CONSIGNE DÉTAILLÉE – Recopiez fidèlement un passage de l'article sur Okaïdi : partez des mots contenant « Contexte et enjeux » et arrêtez-vous après « personnes en France. ».

TEXTE FOURNI –

☆ ☆ ☆ ☆

Une décision cruciale attendue ce mardi
Placée en redressement judiciaire en février, l’enseigne de vêtements pour enfants Okaïdi doit connaître sa direction ce mardi, lors d’une décision du tribunal de commerce de Lille Métropole. C’est une étape importante pour cette marque qui a habillé des millions d’enfants en France.
Contexte et enjeux
Le groupe nordiste IDKIDS, propriétaire d’Okaïdi, a été placé en redressement judiciaire pour la majorité de ses marques en France, dont Okaïdi. La procédure concerne également les enseignes Obaïbi, spécialisée dans les vêtements pour les tout-petits, ainsi que la plateforme logistique IDLOG. Au total, ces entités emploient environ 2 000 personnes en France.
Selon la direction et les syndicats, ces marques subissent depuis plusieurs années la pression des coûts et de la concurrence, notamment des acteurs low-cost, de la fast fashion et du marché de la seconde main. Ces facteurs ont fortement impacté les résultats financiers du groupe en 2025.

☆ ☆ ☆ ☆

Données de compréhension de documents:
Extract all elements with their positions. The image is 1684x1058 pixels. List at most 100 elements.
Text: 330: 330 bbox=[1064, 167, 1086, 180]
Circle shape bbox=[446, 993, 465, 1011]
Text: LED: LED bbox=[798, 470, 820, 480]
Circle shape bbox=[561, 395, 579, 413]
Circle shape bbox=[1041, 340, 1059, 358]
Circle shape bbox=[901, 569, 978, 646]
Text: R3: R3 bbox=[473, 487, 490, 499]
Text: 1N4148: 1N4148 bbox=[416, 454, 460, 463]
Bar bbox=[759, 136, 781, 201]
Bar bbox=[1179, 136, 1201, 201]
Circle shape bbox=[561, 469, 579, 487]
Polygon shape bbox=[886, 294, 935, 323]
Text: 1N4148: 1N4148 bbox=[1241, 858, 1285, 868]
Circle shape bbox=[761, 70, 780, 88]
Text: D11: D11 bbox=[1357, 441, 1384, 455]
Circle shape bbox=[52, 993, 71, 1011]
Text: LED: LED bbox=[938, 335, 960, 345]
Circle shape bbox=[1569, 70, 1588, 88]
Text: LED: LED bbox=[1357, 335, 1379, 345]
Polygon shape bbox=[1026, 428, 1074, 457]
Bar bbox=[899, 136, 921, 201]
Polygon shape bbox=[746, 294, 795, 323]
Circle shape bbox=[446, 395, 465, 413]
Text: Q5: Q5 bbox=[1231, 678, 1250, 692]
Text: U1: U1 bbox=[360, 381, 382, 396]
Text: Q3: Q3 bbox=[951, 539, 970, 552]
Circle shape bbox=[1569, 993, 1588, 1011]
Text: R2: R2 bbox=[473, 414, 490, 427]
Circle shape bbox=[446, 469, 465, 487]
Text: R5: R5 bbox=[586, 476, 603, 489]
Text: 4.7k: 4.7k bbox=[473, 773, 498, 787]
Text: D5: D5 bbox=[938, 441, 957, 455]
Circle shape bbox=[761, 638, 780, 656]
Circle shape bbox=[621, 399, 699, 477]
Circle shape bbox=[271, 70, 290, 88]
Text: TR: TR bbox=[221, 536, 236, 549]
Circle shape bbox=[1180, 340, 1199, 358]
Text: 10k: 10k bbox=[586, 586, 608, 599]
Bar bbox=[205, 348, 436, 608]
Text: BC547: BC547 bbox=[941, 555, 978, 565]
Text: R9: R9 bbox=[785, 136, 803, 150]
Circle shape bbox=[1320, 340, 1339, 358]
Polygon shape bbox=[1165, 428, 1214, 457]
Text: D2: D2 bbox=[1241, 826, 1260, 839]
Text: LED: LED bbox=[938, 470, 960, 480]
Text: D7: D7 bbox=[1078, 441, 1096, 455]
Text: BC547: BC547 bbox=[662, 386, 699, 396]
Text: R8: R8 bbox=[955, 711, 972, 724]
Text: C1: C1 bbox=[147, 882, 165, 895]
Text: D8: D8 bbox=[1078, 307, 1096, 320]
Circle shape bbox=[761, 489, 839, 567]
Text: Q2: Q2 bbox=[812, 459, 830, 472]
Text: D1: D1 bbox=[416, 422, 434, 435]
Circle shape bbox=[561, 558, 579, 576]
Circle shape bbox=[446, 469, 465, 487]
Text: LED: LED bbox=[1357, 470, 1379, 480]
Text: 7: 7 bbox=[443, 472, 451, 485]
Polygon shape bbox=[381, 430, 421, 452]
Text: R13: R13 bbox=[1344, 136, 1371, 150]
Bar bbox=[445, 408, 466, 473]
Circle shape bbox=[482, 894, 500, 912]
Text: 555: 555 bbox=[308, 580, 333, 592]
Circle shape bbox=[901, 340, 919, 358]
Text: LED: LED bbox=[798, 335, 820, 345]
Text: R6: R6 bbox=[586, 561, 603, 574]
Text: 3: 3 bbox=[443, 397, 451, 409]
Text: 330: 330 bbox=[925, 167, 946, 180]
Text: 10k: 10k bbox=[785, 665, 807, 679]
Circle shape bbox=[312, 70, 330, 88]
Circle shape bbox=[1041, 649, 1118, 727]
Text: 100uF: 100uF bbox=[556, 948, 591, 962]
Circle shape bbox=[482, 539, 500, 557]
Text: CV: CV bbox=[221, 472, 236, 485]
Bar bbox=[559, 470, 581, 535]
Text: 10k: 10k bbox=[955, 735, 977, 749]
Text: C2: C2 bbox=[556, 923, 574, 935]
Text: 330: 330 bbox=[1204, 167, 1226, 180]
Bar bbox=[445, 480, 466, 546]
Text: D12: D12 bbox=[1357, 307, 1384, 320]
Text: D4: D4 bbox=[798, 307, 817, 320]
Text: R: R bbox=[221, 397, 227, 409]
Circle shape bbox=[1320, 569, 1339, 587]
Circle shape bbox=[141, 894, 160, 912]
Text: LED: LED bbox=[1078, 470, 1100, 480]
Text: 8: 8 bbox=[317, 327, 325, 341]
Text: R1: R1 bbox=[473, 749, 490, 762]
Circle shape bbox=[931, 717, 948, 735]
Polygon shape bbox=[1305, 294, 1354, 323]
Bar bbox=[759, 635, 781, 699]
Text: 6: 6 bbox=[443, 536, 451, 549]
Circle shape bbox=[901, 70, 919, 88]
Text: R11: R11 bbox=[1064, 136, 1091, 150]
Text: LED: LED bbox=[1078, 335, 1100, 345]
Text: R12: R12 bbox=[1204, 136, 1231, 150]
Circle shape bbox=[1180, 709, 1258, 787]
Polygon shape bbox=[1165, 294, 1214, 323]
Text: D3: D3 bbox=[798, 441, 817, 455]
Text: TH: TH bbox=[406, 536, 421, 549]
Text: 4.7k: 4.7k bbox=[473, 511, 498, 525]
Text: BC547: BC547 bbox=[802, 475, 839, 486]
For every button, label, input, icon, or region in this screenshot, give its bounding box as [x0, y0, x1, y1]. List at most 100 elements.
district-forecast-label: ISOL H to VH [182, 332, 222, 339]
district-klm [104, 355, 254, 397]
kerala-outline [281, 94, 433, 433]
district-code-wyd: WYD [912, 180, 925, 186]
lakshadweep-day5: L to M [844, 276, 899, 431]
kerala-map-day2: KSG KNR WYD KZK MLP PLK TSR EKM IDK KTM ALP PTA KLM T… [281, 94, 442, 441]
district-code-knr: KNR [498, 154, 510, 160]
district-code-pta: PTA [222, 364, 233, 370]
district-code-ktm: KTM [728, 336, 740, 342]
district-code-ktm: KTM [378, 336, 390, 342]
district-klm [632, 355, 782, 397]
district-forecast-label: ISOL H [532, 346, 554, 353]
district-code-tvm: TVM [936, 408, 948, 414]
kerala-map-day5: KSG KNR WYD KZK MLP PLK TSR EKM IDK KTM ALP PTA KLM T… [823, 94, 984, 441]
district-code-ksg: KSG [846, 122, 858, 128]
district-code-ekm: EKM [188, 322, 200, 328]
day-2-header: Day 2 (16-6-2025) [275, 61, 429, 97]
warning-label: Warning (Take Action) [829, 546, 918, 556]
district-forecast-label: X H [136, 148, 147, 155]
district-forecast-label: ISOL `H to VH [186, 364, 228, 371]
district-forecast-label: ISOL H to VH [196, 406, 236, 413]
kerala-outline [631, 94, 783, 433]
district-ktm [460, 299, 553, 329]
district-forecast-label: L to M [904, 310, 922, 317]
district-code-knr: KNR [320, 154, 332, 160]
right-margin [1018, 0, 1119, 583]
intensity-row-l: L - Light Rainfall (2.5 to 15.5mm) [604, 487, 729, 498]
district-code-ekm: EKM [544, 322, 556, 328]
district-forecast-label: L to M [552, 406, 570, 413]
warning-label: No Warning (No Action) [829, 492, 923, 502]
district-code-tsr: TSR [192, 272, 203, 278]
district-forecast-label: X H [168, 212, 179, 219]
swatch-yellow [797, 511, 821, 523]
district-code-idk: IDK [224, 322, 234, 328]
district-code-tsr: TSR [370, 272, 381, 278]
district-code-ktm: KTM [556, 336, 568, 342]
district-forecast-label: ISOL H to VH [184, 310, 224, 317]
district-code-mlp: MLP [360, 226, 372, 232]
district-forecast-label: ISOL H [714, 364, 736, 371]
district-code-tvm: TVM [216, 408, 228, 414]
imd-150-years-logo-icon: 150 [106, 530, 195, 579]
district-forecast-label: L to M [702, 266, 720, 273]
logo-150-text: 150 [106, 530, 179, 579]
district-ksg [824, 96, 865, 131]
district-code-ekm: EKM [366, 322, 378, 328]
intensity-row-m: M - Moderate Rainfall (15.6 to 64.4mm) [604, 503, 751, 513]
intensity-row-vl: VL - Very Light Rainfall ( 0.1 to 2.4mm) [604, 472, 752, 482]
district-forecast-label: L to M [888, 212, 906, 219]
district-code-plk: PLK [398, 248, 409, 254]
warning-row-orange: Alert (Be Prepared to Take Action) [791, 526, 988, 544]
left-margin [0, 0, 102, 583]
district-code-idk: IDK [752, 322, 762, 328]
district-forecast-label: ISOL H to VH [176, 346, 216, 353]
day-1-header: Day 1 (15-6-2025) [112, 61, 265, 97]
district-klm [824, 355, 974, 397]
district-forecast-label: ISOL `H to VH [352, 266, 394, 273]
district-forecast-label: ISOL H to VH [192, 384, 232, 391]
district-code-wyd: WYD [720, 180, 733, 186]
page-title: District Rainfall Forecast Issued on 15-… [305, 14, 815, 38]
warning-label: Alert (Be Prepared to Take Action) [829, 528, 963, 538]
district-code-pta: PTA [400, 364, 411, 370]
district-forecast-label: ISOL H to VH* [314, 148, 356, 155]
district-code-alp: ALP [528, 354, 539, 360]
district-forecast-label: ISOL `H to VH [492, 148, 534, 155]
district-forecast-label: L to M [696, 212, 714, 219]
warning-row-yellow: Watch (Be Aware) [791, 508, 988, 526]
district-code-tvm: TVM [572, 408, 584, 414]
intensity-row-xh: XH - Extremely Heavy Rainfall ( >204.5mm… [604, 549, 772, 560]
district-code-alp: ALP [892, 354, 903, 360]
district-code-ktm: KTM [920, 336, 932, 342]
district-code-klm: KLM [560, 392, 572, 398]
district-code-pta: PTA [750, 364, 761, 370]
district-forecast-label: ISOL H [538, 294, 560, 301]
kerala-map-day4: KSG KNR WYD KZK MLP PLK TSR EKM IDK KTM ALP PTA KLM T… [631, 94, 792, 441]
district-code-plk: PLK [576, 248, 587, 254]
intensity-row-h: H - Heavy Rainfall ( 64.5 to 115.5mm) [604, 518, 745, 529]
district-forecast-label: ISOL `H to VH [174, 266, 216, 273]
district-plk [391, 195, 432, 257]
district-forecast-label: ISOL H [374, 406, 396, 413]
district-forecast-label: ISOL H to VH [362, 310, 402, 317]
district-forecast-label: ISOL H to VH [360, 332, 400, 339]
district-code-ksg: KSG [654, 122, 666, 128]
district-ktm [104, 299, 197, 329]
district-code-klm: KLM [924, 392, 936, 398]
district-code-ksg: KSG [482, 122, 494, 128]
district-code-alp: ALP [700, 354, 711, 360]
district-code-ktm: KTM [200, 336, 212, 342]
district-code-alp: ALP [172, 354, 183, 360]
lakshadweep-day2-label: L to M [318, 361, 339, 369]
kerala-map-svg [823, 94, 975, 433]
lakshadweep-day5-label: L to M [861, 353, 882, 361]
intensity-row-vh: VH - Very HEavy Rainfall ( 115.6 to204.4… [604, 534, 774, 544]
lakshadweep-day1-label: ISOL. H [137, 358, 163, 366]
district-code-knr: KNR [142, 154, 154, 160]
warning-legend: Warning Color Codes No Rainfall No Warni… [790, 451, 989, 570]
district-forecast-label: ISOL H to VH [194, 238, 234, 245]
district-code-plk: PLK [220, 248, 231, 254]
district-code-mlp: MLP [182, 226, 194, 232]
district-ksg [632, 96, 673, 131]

☆ ☆ ☆ ☆

RÉSULTAT ATTENDU –
Contexte et enjeux
Le groupe nordiste IDKIDS, propriétaire d’Okaïdi, a été placé en redressement judiciaire pour la majorité de ses marques en France, dont Okaïdi. La procédure concerne également les enseignes Obaïbi, spécialisée dans les vêtements pour les tout-petits, ainsi que la plateforme logistique IDLOG. Au total, ces entités emploient environ 2 000 personnes en France.